# [EXERCISE OBJECTIVE]
Every line of the material below must be repeated exactly.

# [GIVEN RECORDS]
______________________________

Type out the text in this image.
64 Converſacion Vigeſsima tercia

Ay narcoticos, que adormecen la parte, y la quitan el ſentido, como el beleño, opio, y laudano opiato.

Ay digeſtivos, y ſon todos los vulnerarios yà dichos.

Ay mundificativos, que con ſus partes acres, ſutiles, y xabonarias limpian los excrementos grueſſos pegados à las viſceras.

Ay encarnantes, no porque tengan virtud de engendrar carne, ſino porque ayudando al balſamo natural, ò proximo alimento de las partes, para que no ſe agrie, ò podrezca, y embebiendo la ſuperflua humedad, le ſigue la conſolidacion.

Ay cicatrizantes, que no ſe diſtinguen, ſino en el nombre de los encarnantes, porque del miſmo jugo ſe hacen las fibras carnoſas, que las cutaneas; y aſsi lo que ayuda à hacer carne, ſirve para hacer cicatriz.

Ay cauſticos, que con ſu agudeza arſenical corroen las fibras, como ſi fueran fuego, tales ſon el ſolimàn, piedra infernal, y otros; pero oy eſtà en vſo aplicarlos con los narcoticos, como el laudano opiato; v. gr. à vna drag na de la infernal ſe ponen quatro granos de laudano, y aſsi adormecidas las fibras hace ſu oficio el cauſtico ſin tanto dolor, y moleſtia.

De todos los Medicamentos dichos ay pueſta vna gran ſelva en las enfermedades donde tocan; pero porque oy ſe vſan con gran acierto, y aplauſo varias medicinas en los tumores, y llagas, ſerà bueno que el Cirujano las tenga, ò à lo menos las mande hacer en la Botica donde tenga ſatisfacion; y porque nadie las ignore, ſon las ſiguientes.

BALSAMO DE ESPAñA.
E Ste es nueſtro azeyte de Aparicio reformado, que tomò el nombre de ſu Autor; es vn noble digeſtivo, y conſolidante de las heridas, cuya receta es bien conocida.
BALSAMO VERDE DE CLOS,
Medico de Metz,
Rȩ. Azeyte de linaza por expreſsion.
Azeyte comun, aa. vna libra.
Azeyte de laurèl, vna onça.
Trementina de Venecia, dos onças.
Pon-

______________________________

# [RESPONSE FOR THIS EXERCISE]
Type out the text in this image.
64 Converſacion Vigeſsima tercia

Ay narcoticos, que adormecen la parte, y la quitan el ſentido, como el beleño, opio, y laudano opiato.

Ay digeſtivos, y ſon todos los vulnerarios yà dichos.

Ay mundificativos, que con ſus partes acres, ſutiles, y xabonarias limpian los excrementos grueſſos pegados à las viſceras.

Ay encarnantes, no porque tengan virtud de engendrar carne, ſino porque ayudando al balſamo natural, ò proximo alimento de las partes, para que no ſe agrie, ò podrezca, y embebiendo la ſuperflua humedad, le ſigue la conſolidacion.

Ay cicatrizantes, que no ſe diſtinguen, ſino en el nombre de los encarnantes, porque del miſmo jugo ſe hacen las fibras carnoſas, que las cutaneas; y aſsi lo que ayuda à hacer carne, ſirve para hacer cicatriz.

Ay cauſticos, que con ſu agudeza arſenical corroen las fibras, como ſi fueran fuego, tales ſon el ſolimàn, piedra infernal, y otros; pero oy eſtà en vſo aplicarlos con los narcoticos, como el laudano opiato; v. gr. à vna drag na de la infernal ſe ponen quatro granos de laudano, y aſsi adormecidas las fibras hace ſu oficio el cauſtico ſin tanto dolor, y moleſtia.

De todos los Medicamentos dichos ay pueſta vna gran ſelva en las enfermedades donde tocan; pero porque oy ſe vſan con gran acierto, y aplauſo varias medicinas en los tumores, y llagas, ſerà bueno que el Cirujano las tenga, ò à lo menos las mande hacer en la Botica donde tenga ſatisfacion; y porque nadie las ignore, ſon las ſiguientes.

BALSAMO DE ESPAñA.
E Ste es nueſtro azeyte de Aparicio reformado, que tomò el nombre de ſu Autor; es vn noble digeſtivo, y conſolidante de las heridas, cuya receta es bien conocida.
BALSAMO VERDE DE CLOS,
Medico de Metz,
Rȩ. Azeyte de linaza por expreſsion.
Azeyte comun, aa. vna libra.
Azeyte de laurèl, vna onça.
Trementina de Venecia, dos onças.
Pon-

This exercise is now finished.